• Your goal: Determine how many lines below hold the string "As₂O₃". Reply with the number alone.

Data records
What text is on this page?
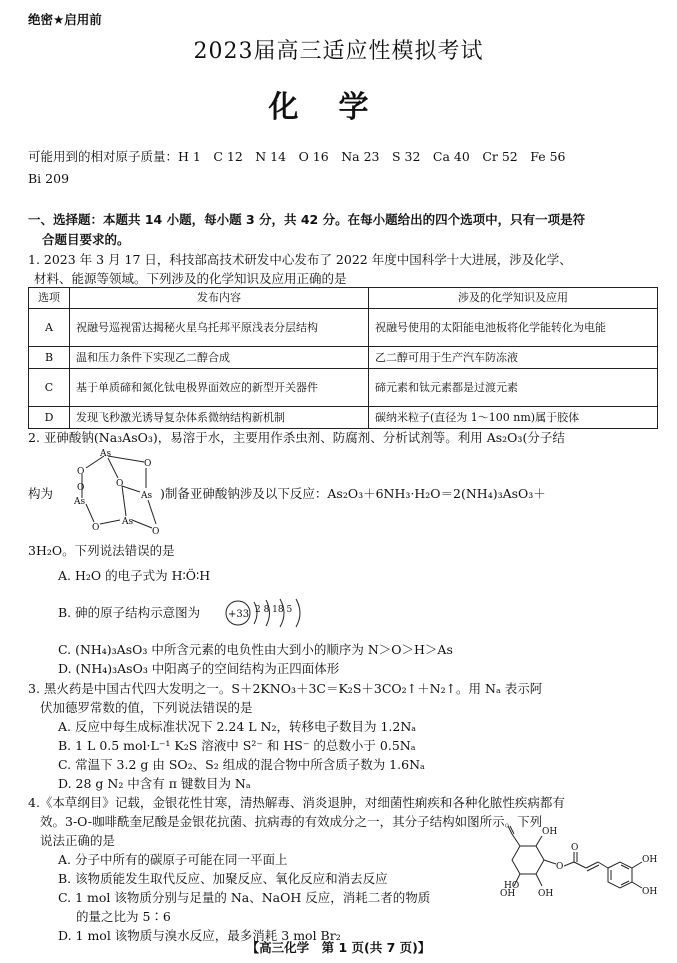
绝密★启用前
2023届高三适应性模拟考试
化学
可能用到的相对原子质量：H 1　C 12　N 14　O 16　Na 23　S 32　Ca 40　Cr 52　Fe 56
Bi 209
一、选择题：本题共 14 小题，每小题 3 分，共 42 分。在每小题给出的四个选项中，只有一项是符
合题目要求的。
1. 2023 年 3 月 17 日，科技部高技术研发中心发布了 2022 年度中国科学十大进展，涉及化学、
材料、能源等领域。下列涉及的化学知识及应用正确的是
选项	发布内容	涉及的化学知识及应用
A	祝融号巡视雷达揭秘火星乌托邦平原浅表分层结构	祝融号使用的太阳能电池板将化学能转化为电能
B	温和压力条件下实现乙二醇合成	乙二醇可用于生产汽车防冻液
C	基于单质碲和氮化钛电极界面效应的新型开关器件	碲元素和钛元素都是过渡元素
D	发现飞秒激光诱导复杂体系微纳结构新机制	碳纳米粒子(直径为 1～100 nm)属于胶体
2. 亚砷酸钠(Na₃AsO₃)，易溶于水，主要用作杀虫剂、防腐剂、分析试剂等。利用 As₂O₃(分子结
构为
As
O
O
As
O
As
As
O	O
O	)制备亚砷酸钠涉及以下反应：As₂O₃＋6NH₃·H₂O＝2(NH₄)₃AsO₃＋
3H₂O。下列说法错误的是
A. H₂O 的电子式为 H∶Ö∶H
B. 砷的原子结构示意图为	+33 2 8 18 5
C. (NH₄)₃AsO₃ 中所含元素的电负性由大到小的顺序为 N＞O＞H＞As
D. (NH₄)₃AsO₃ 中阳离子的空间结构为正四面体形
3. 黑火药是中国古代四大发明之一。S＋2KNO₃＋3C＝K₂S＋3CO₂↑＋N₂↑。用 Nₐ 表示阿
伏加德罗常数的值，下列说法错误的是
A. 反应中每生成标准状况下 2.24 L N₂，转移电子数目为 1.2Nₐ
B. 1 L 0.5 mol·L⁻¹ K₂S 溶液中 S²⁻ 和 HS⁻ 的总数小于 0.5Nₐ
C. 常温下 3.2 g 由 SO₂、S₂ 组成的混合物中所含质子数为 1.6Nₐ
D. 28 g N₂ 中含有 π 键数目为 Nₐ
4.《本草纲目》记载，金银花性甘寒，清热解毒、消炎退肿，对细菌性痢疾和各种化脓性疾病都有
效。3-O-咖啡酰奎尼酸是金银花抗菌、抗病毒的有效成分之一，其分子结构如图所示。下列
说法正确的是
A. 分子中所有的碳原子可能在同一平面上
B. 该物质能发生取代反应、加聚反应、氧化反应和消去反应
C. 1 mol 该物质分别与足量的 Na、NaOH 反应，消耗二者的物质
的量之比为 5∶6
D. 1 mol 该物质与溴水反应，最多消耗 3 mol Br₂
OH
OH
HO
OH
O
O
OH
OH
【高三化学　第 1 页(共 7 页)】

• Final result: 2